[begin Selected text]

Southern Fried Chicken

Last updated 2nd June 2017

An easy and healthy recipe for southern fried chicken and homemade slaw recipe, it’s finger-licking good.


Place both the chicken thighs and drumsticks in a bowl and pour over the buttermilk. Cover with cling film and place in the fridge overnight to marinate. This stage is optional but if you have the time it is a worthwhile process as it tenderizes the chicken.  

Remove chicken from the fridge and allow it to return to room temperature.

Mix the flour, paprika and salt in a bowl, remove the chicken pieces from the marinade, and then coat with flour mixture – don’t shake off the excess.

Preheat oven to 200°C.

Turn on your deep fat fryer or use a deep frying pan with about 1cm of oil and bring to a medium heat. Place the chicken pieces in the oil using tongs and allow to cook until golden, turning carefully.

[end Selected text]
[begin Information provided]

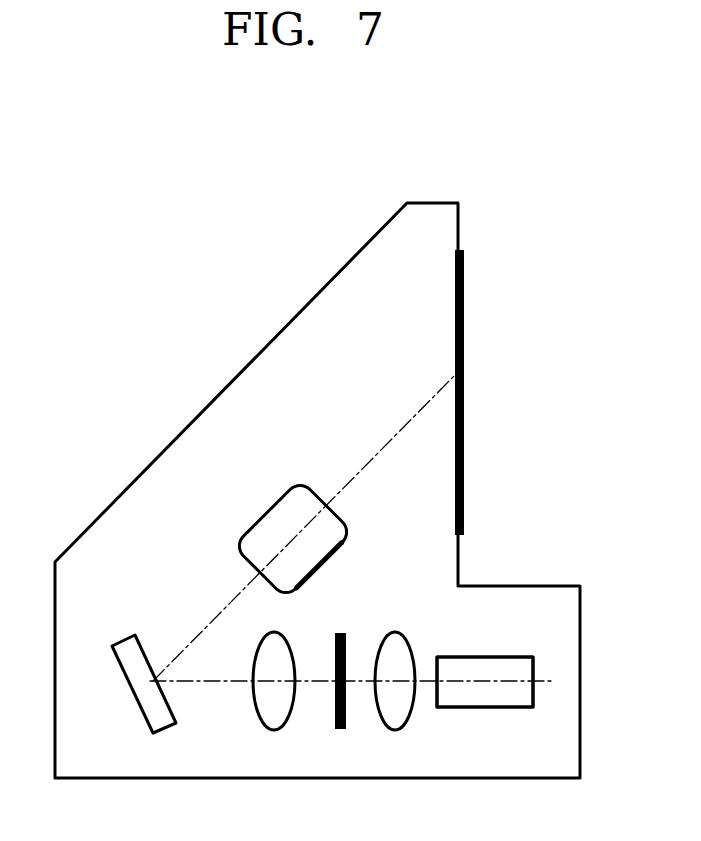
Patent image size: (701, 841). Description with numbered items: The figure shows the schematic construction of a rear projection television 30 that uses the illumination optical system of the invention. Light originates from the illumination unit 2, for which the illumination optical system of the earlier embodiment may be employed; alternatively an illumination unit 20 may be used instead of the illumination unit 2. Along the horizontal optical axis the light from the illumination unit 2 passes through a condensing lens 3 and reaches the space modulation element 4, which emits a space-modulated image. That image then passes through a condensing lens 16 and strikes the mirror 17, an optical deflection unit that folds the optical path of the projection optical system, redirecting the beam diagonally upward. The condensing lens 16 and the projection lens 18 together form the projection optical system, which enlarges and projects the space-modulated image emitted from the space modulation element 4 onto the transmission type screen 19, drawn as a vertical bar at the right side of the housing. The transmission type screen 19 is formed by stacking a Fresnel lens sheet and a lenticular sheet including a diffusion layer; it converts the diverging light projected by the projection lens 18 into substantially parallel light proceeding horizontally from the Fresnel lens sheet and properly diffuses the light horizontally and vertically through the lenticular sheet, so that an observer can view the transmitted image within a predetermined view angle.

The rear projection television 30 is at (283, 236).
The transmission type screen 19 is at (466, 485).
The projection lens 18 is at (263, 509).
The mirror 17 is at (143, 645).
The condensing lens 16 is at (291, 650).
The space modulation element 4 is at (348, 640).
The condensing lens 3 is at (405, 645).
The illumination unit 2 is at (478, 657).
The illumination unit 20 is at (485, 682).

[end Information provided]

Directions –
A. In the fried chicken recipe, rewrite everything from "Last updated 2nd" down to "tenderizes the chicken.", swapping "buttermilk" for "yogurt".
B. Summarize the southern fried chicken recipe in two sentences.

Task-by-task outputs –
A.
Last updated 2nd June 2017

An easy and healthy recipe for southern fried chicken and homemade slaw recipe, it’s finger-licking good.


Place both the chicken thighs and drumsticks in a bowl and pour over the yogurt. Cover with cling film and place in the fridge overnight to marinate. This stage is optional but if you have the time it is a worthwhile process as it tenderizes the chicken.

B. This is an easy and healthy recipe for southern fried chicken with homemade slaw. The chicken can be marinated in buttermilk overnight to tenderize it, then brought to room temperature, coated in a mixture of flour, paprika and salt, and fried in oil until golden while the oven preheats to 200°C.